WHAT IS EXPECTED: Return all lines where the word "name" can be found.

------ TASK INPUT

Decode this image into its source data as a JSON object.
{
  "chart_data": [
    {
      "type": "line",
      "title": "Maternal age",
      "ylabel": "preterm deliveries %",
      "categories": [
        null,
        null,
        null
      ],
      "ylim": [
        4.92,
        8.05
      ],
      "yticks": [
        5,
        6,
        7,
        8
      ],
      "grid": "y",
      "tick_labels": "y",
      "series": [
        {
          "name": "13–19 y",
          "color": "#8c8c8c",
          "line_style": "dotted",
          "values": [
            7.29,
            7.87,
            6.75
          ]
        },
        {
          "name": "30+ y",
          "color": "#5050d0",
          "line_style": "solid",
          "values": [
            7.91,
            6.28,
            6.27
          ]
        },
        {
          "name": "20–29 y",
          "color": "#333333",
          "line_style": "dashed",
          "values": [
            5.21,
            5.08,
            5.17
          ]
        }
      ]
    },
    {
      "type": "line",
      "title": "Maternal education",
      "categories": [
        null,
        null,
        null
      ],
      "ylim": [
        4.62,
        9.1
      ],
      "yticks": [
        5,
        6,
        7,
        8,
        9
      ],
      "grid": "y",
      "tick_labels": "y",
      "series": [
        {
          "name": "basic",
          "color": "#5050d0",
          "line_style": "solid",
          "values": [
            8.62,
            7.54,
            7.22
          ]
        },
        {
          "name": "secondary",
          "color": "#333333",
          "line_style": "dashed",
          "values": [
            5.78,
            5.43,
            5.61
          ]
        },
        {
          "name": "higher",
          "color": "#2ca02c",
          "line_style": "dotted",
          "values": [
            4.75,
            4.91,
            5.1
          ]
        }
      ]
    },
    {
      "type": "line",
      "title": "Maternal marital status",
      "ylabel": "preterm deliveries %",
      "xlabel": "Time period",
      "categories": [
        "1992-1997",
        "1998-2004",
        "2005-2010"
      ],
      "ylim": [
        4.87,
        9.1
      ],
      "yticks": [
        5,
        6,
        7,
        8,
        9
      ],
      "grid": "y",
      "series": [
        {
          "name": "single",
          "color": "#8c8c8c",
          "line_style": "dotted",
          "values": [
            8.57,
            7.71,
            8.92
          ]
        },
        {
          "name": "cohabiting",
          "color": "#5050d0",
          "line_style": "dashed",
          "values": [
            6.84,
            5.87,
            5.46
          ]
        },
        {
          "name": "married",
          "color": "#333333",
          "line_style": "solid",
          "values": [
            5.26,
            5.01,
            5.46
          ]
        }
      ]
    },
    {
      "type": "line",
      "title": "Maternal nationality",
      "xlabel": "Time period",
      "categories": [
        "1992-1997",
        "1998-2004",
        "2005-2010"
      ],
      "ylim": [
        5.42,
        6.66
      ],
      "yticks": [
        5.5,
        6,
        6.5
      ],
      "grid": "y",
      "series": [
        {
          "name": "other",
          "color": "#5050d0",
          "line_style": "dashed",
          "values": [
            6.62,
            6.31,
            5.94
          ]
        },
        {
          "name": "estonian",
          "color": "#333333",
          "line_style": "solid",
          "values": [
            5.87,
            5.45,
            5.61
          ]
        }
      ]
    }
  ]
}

------------

EXERCISE RESULT:
          "name": "13–19 y",
          "name": "30+ y",
          "name": "20–29 y",
          "name": "basic",
          "name": "secondary",
          "name": "higher",
          "name": "single",
          "name": "cohabiting",
          "name": "married",
          "name": "other",
          "name": "estonian",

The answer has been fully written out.